▸ **TASK BRIEF**:
Scan the data beneath this task and copy each line that includes "Version".

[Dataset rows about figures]
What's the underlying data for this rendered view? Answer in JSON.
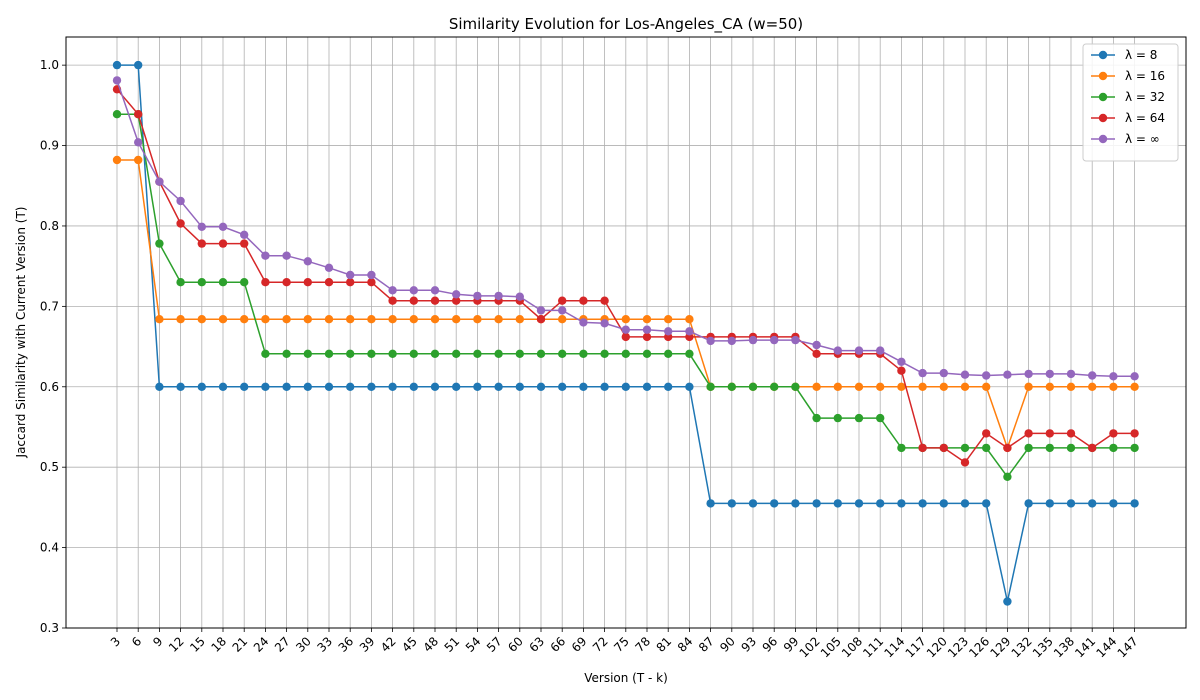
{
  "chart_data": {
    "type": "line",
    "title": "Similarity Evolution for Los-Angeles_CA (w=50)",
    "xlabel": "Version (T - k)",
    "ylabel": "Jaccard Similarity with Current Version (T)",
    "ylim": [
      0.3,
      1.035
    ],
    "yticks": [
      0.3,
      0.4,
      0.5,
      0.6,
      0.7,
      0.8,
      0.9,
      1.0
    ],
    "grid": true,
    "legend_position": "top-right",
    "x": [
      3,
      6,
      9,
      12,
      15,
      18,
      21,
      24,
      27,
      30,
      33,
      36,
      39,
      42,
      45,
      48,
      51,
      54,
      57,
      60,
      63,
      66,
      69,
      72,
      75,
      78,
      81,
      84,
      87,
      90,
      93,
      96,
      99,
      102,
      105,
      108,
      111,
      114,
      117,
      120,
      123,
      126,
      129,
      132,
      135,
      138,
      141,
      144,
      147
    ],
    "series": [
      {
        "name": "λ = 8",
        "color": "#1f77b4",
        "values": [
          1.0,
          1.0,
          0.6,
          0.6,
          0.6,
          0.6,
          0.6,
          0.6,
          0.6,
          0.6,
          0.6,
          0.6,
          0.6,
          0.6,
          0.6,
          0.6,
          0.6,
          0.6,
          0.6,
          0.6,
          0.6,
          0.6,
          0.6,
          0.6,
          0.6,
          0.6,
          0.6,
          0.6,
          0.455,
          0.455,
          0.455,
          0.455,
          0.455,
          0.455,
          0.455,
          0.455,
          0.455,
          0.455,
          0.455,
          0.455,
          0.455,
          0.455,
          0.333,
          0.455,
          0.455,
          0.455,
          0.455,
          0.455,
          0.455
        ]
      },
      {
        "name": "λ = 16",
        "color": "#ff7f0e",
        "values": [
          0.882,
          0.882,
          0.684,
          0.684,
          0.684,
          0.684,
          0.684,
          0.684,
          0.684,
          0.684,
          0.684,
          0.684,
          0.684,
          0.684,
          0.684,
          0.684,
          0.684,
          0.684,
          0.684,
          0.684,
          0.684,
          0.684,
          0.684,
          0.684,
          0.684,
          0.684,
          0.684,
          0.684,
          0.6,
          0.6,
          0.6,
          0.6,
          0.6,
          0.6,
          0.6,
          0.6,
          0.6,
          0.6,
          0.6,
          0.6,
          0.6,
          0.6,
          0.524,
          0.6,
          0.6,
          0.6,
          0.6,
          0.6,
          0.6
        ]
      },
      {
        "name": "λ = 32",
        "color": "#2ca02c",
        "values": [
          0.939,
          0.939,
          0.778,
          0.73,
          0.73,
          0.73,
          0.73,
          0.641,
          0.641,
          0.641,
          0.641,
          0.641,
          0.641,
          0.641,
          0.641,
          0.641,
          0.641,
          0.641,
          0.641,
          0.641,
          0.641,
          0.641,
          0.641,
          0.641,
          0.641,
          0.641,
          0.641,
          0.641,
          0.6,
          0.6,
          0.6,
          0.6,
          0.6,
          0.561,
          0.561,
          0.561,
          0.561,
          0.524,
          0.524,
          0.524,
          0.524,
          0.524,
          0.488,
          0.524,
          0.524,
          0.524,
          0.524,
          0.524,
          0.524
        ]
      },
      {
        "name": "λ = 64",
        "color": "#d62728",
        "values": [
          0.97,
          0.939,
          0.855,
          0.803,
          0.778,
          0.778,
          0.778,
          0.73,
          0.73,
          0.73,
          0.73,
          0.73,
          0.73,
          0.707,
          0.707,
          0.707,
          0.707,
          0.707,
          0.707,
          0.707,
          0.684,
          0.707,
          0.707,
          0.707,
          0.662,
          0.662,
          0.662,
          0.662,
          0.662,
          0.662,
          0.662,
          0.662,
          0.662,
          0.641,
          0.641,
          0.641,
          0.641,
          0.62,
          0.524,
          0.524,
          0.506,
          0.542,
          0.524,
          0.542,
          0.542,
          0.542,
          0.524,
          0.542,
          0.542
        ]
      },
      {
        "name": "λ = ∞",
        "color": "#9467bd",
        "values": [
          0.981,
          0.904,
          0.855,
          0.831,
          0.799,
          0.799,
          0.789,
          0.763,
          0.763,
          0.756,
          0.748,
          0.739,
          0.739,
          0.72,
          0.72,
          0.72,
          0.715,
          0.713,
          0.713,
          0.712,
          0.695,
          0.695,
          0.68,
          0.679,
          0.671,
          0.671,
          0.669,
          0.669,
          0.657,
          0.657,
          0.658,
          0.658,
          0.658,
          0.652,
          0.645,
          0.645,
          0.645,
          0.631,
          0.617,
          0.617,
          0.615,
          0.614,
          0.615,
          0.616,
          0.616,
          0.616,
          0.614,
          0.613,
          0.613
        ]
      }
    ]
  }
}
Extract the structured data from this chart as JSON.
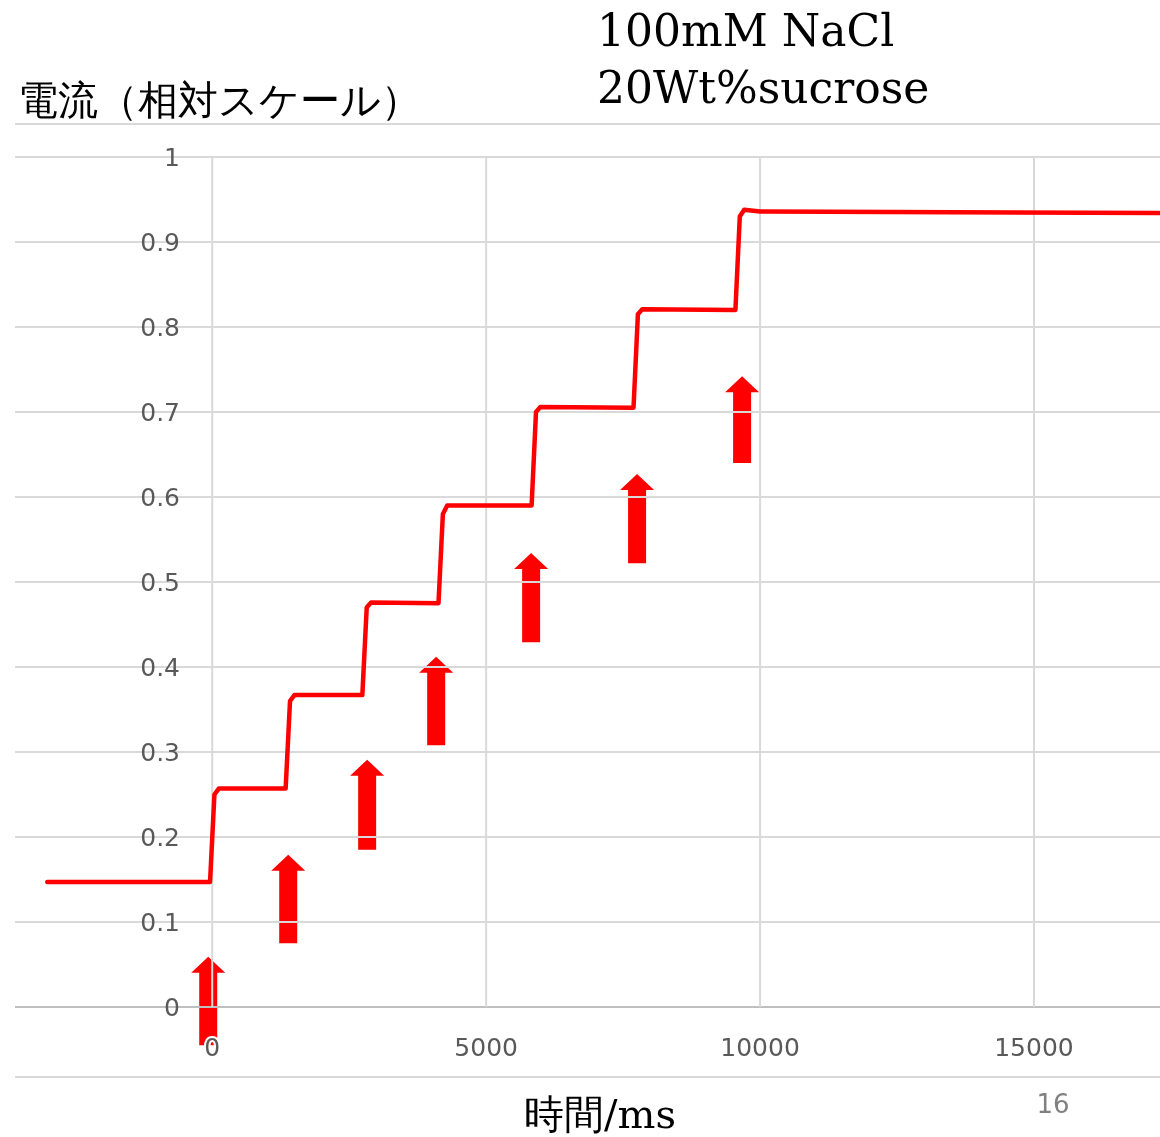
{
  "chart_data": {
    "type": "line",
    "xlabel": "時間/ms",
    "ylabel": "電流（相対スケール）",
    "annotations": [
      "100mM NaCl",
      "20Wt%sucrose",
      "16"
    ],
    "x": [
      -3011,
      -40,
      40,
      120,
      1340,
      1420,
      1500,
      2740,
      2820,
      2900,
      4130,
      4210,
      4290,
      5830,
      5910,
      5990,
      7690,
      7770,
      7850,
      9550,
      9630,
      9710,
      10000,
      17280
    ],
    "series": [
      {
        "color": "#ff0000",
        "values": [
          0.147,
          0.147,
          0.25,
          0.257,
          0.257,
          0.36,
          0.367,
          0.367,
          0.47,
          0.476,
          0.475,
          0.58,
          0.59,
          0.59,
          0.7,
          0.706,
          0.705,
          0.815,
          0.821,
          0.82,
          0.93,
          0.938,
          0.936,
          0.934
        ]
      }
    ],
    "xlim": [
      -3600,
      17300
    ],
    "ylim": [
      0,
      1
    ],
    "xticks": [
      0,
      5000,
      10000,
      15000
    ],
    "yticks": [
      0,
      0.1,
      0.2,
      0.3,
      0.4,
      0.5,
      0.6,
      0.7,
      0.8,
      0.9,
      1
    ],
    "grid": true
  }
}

▸ **WRITTEN ANSWER**:
    "xlabel": "Version (T - k)",
    "ylabel": "Jaccard Similarity with Current Version (T)",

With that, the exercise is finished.